Work instructions: Write out each record again exactly as it stands.

[Collection entries]
□ □ □ □ □ □ □

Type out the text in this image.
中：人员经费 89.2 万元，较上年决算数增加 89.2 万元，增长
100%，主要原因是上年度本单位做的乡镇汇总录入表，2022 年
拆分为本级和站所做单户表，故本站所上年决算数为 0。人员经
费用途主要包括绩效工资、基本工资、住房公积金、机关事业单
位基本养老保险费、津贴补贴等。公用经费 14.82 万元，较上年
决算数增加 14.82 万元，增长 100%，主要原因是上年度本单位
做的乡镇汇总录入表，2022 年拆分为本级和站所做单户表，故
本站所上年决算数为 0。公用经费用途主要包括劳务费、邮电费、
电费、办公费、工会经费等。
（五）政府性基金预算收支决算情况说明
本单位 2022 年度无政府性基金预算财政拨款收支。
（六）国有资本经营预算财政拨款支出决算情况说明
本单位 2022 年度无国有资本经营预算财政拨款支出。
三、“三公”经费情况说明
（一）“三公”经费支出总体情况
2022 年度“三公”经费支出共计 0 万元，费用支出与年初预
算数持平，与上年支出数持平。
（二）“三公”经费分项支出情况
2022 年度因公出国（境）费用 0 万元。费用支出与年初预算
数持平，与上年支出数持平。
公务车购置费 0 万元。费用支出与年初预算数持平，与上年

□ □ □ □ □ □ □

In response:
Type out the text in this image.
中：人员经费 89.2 万元，较上年决算数增加 89.2 万元，增长
100%，主要原因是上年度本单位做的乡镇汇总录入表，2022 年
拆分为本级和站所做单户表，故本站所上年决算数为 0。人员经
费用途主要包括绩效工资、基本工资、住房公积金、机关事业单
位基本养老保险费、津贴补贴等。公用经费 14.82 万元，较上年
决算数增加 14.82 万元，增长 100%，主要原因是上年度本单位
做的乡镇汇总录入表，2022 年拆分为本级和站所做单户表，故
本站所上年决算数为 0。公用经费用途主要包括劳务费、邮电费、
电费、办公费、工会经费等。
（五）政府性基金预算收支决算情况说明
本单位 2022 年度无政府性基金预算财政拨款收支。
（六）国有资本经营预算财政拨款支出决算情况说明
本单位 2022 年度无国有资本经营预算财政拨款支出。
三、“三公”经费情况说明
（一）“三公”经费支出总体情况
2022 年度“三公”经费支出共计 0 万元，费用支出与年初预
算数持平，与上年支出数持平。
（二）“三公”经费分项支出情况
2022 年度因公出国（境）费用 0 万元。费用支出与年初预算
数持平，与上年支出数持平。
公务车购置费 0 万元。费用支出与年初预算数持平，与上年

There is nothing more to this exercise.